[Saved data entries]
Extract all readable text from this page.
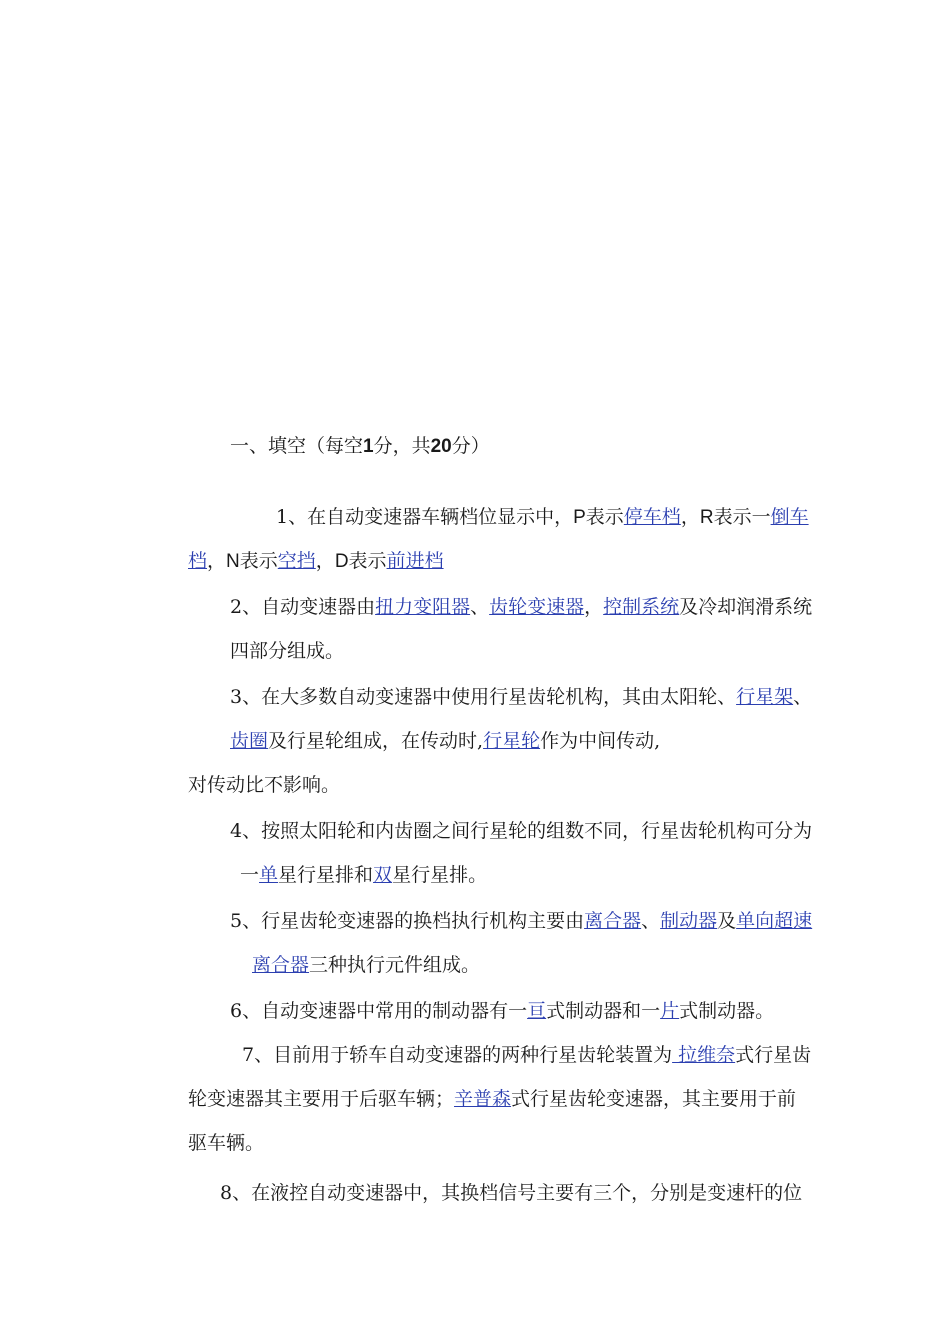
一、填空（每空1分，共20分）
1、在自动变速器车辆档位显示中，P表示停车档，R表示一倒车
档，N表示空挡，D表示前进档
2、自动变速器由扭力变阻器、齿轮变速器，控制系统及冷却润滑系统
四部分组成。
3、在大多数自动变速器中使用行星齿轮机构，其由太阳轮、行星架、
齿圈及行星轮组成，在传动时,行星轮作为中间传动,
对传动比不影响。
4、按照太阳轮和内齿圈之间行星轮的组数不同，行星齿轮机构可分为
一单星行星排和双星行星排。
5、行星齿轮变速器的换档执行机构主要由离合器、制动器及单向超速
离合器三种执行元件组成。
6、自动变速器中常用的制动器有一亘式制动器和一片式制动器。
7、目前用于轿车自动变速器的两种行星齿轮装置为 拉维奈式行星齿
轮变速器其主要用于后驱车辆；辛普森式行星齿轮变速器，其主要用于前
驱车辆。
8、在液控自动变速器中，其换档信号主要有三个，分别是变速杆的位
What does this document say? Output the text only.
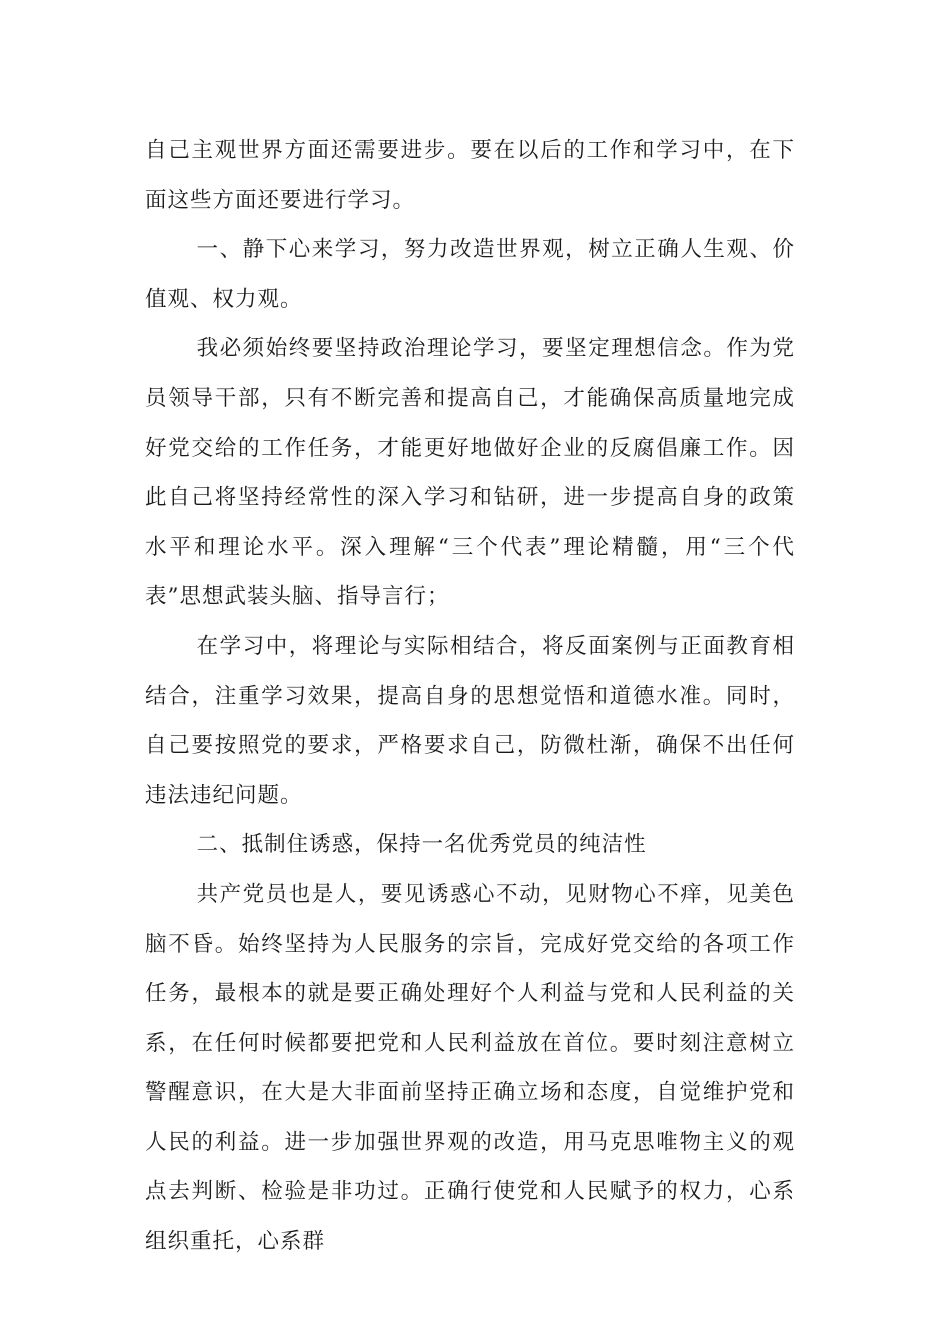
自己主观世界方面还需要进步。要在以后的工作和学习中，在下面这些方面还要进行学习。

一、静下心来学习，努力改造世界观，树立正确人生观、价值观、权力观。

我必须始终要坚持政治理论学习，要坚定理想信念。作为党员领导干部，只有不断完善和提高自己，才能确保高质量地完成好党交给的工作任务，才能更好地做好企业的反腐倡廉工作。因此自己将坚持经常性的深入学习和钻研，进一步提高自身的政策水平和理论水平。深入理解“三个代表”理论精髓，用“三个代表”思想武装头脑、指导言行；

在学习中，将理论与实际相结合，将反面案例与正面教育相结合，注重学习效果，提高自身的思想觉悟和道德水准。同时，自己要按照党的要求，严格要求自己，防微杜渐，确保不出任何违法违纪问题。

二、抵制住诱惑，保持一名优秀党员的纯洁性

共产党员也是人，要见诱惑心不动，见财物心不痒，见美色脑不昏。始终坚持为人民服务的宗旨，完成好党交给的各项工作任务，最根本的就是要正确处理好个人利益与党和人民利益的关系，在任何时候都要把党和人民利益放在首位。要时刻注意树立警醒意识，在大是大非面前坚持正确立场和态度，自觉维护党和人民的利益。进一步加强世界观的改造，用马克思唯物主义的观点去判断、检验是非功过。正确行使党和人民赋予的权力，心系组织重托，心系群
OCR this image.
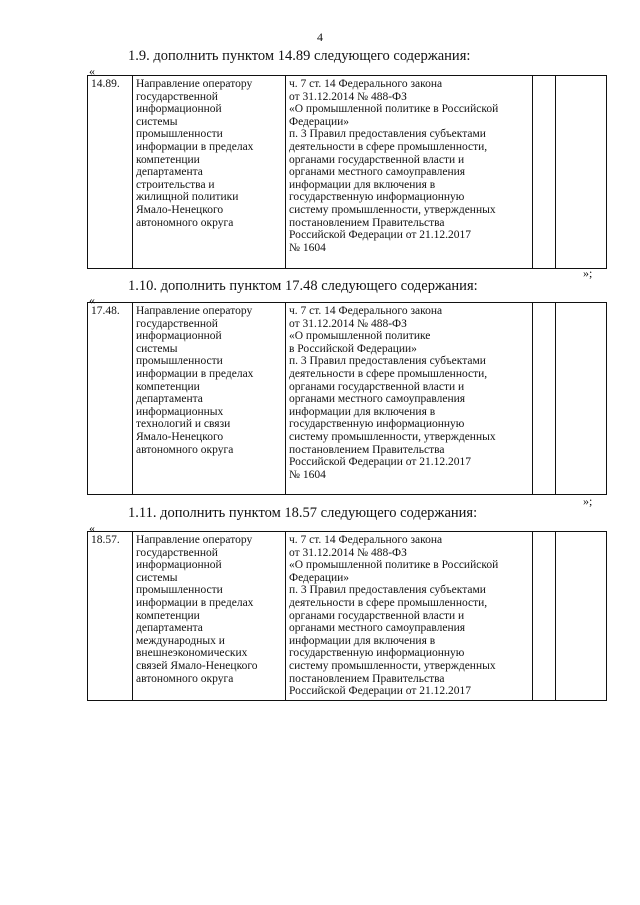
4
1.9. дополнить пунктом 14.89 следующего содержания:
«
14.89.	Направление оператору
государственной
информационной
системы
промышленности
информации в пределах
компетенции
департамента
строительства и
жилищной политики
Ямало-Ненецкого
автономного округа

ч. 7 ст. 14 Федерального закона
от 31.12.2014 № 488-ФЗ
«О промышленной политике в Российской
Федерации»
п. 3 Правил предоставления субъектами
деятельности в сфере промышленности,
органами государственной власти и
органами местного самоуправления
информации для включения в
государственную информационную
систему промышленности, утвержденных
постановлением Правительства
Российской Федерации от 21.12.2017
№ 1604

»;
1.10. дополнить пунктом 17.48 следующего содержания:
«
17.48.	Направление оператору
государственной
информационной
системы
промышленности
информации в пределах
компетенции
департамента
информационных
технологий и связи
Ямало-Ненецкого
автономного округа

ч. 7 ст. 14 Федерального закона
от 31.12.2014 № 488-ФЗ
«О промышленной политике
в Российской Федерации»
п. 3 Правил предоставления субъектами
деятельности в сфере промышленности,
органами государственной власти и
органами местного самоуправления
информации для включения в
государственную информационную
систему промышленности, утвержденных
постановлением Правительства
Российской Федерации от 21.12.2017
№ 1604

»;
1.11. дополнить пунктом 18.57 следующего содержания:
«
18.57.	Направление оператору
государственной
информационной
системы
промышленности
информации в пределах
компетенции
департамента
международных и
внешнеэкономических
связей Ямало-Ненецкого
автономного округа

ч. 7 ст. 14 Федерального закона
от 31.12.2014 № 488-ФЗ
«О промышленной политике в Российской
Федерации»
п. 3 Правил предоставления субъектами
деятельности в сфере промышленности,
органами государственной власти и
органами местного самоуправления
информации для включения в
государственную информационную
систему промышленности, утвержденных
постановлением Правительства
Российской Федерации от 21.12.2017
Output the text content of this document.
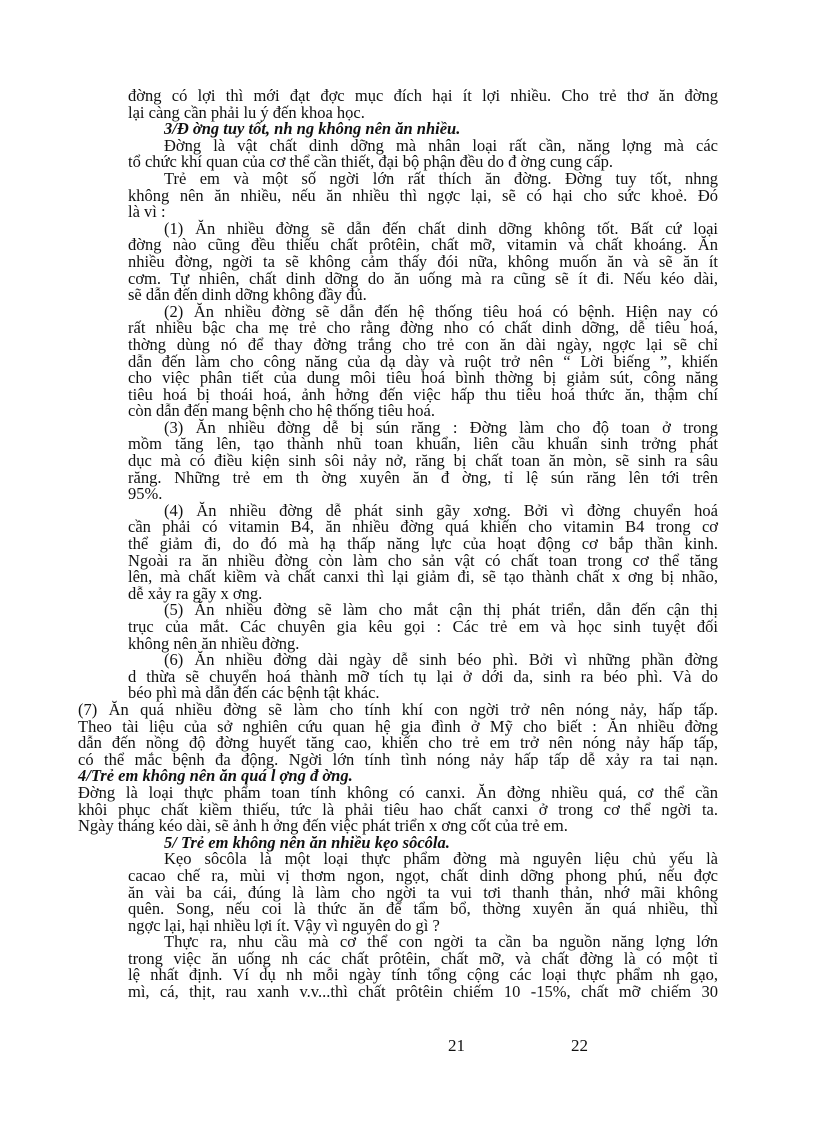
đờng có lợi thì mới đạt đợc mục đích hại ít lợi nhiều. Cho trẻ thơ ăn đờng
lại càng cần phải lu ý đến khoa học.
3/Đ ờng tuy tốt, nh ng không nên ăn nhiều.
Đờng là vật chất dinh dỡng mà nhân loại rất cần, năng lợng mà các
tổ chức khí quan của cơ thể cần thiết, đại bộ phận đều do đ ờng cung cấp.
Trẻ em và một số ngời lớn rất thích ăn đờng. Đờng tuy tốt, nhng
không nên ăn nhiều, nếu ăn nhiều thì ngợc lại, sẽ có hại cho sức khoẻ. Đó
là vì :
(1) Ăn nhiều đờng sẽ dẫn đến chất dinh dỡng không tốt. Bất cứ loại
đờng nào cũng đều thiếu chất prôtêin, chất mỡ, vitamin và chất khoáng. Ăn
nhiều đờng, ngời ta sẽ không cảm thấy đói nữa, không muốn ăn và sẽ ăn ít
cơm. Tự nhiên, chất dinh dỡng do ăn uống mà ra cũng sẽ ít đi. Nếu kéo dài,
sẽ dẫn đến dinh dỡng không đầy đủ.
(2) Ăn nhiều đờng sẽ dẫn đến hệ thống tiêu hoá có bệnh. Hiện nay có
rất nhiều bậc cha mẹ trẻ cho rằng đờng nho có chất dinh dỡng, dễ tiêu hoá,
thờng dùng nó để thay đờng trắng cho trẻ con ăn dài ngày, ngợc lại sẽ chỉ
dẫn đến làm cho công năng của dạ dày và ruột trở nên “ Lời biếng ”, khiến
cho việc phân tiết của dung môi tiêu hoá bình thờng bị giảm sút, công năng
tiêu hoá bị thoái hoá, ảnh hởng đến việc hấp thu tiêu hoá thức ăn, thậm chí
còn dẫn đến mang bệnh cho hệ thống tiêu hoá.
(3) Ăn nhiều đờng dễ bị sún răng : Đờng làm cho độ toan ở trong
mồm tăng lên, tạo thành nhũ toan khuẩn, liên cầu khuẩn sinh trởng phát
dục mà có điều kiện sinh sôi nảy nở, răng bị chất toan ăn mòn, sẽ sinh ra sâu
răng. Những trẻ em th ờng xuyên ăn đ ờng, tỉ lệ sún răng lên tới trên
95%.
(4) Ăn nhiều đờng dễ phát sinh gãy xơng. Bởi vì đờng chuyển hoá
cần phải có vitamin B4, ăn nhiều đờng quá khiến cho vitamin B4 trong cơ
thể giảm đi, do đó mà hạ thấp năng lực của hoạt động cơ bắp thần kinh.
Ngoài ra ăn nhiều đờng còn làm cho sản vật có chất toan trong cơ thể tăng
lên, mà chất kiềm và chất canxi thì lại giảm đi, sẽ tạo thành chất x ơng bị nhão,
dễ xảy ra gãy x ơng.
(5) Ăn nhiều đờng sẽ làm cho mắt cận thị phát triển, dẫn đến cận thị
trục của mắt. Các chuyên gia kêu gọi : Các trẻ em và học sinh tuyệt đối
không nên ăn nhiều đờng.
(6) Ăn nhiều đờng dài ngày dễ sinh béo phì. Bởi vì những phần đờng
d thừa sẽ chuyển hoá thành mỡ tích tụ lại ở dới da, sinh ra béo phì. Và do
béo phì mà dẫn đến các bệnh tật khác.
(7) Ăn quá nhiều đờng sẽ làm cho tính khí con ngời trở nên nóng nảy, hấp tấp.
Theo tài liệu của sở nghiên cứu quan hệ gia đình ở Mỹ cho biết : Ăn nhiều đờng
dẫn đến nồng độ đờng huyết tăng cao, khiến cho trẻ em trở nên nóng nảy hấp tấp,
có thể mắc bệnh đa động. Ngời lớn tính tình nóng nảy hấp tấp dễ xảy ra tai nạn.
4/Trẻ em không nên ăn quá l ợng đ ờng.
Đờng là loại thực phẩm toan tính không có canxi. Ăn đờng nhiều quá, cơ thể cần
khôi phục chất kiềm thiếu, tức là phải tiêu hao chất canxi ở trong cơ thể ngời ta.
Ngày tháng kéo dài, sẽ ảnh h ởng đến việc phát triển x ơng cốt của trẻ em.
5/ Trẻ em không nên ăn nhiều kẹo sôcôla.
Kẹo sôcôla là một loại thực phẩm đờng mà nguyên liệu chủ yếu là
cacao chế ra, mùi vị thơm ngon, ngọt, chất dinh dỡng phong phú, nếu đợc
ăn vài ba cái, đúng là làm cho ngời ta vui tơi thanh thản, nhớ mãi không
quên. Song, nếu coi là thức ăn để tẩm bổ, thờng xuyên ăn quá nhiều, thì
ngợc lại, hại nhiều lợi ít. Vậy vì nguyên do gì ?
Thực ra, nhu cầu mà cơ thể con ngời ta cần ba nguồn năng lợng lớn
trong việc ăn uống nh các chất prôtêin, chất mỡ, và chất đờng là có một tỉ
lệ nhất định. Ví dụ nh mỗi ngày tính tổng cộng các loại thực phẩm nh gạo,
mì, cá, thịt, rau xanh v.v...thì chất prôtêin chiếm 10 -15%, chất mỡ chiếm 30
21	22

▶ The exercise
Find how many lines in the records contain the string "thờng", then give the number alone.

▶ Result of this task
3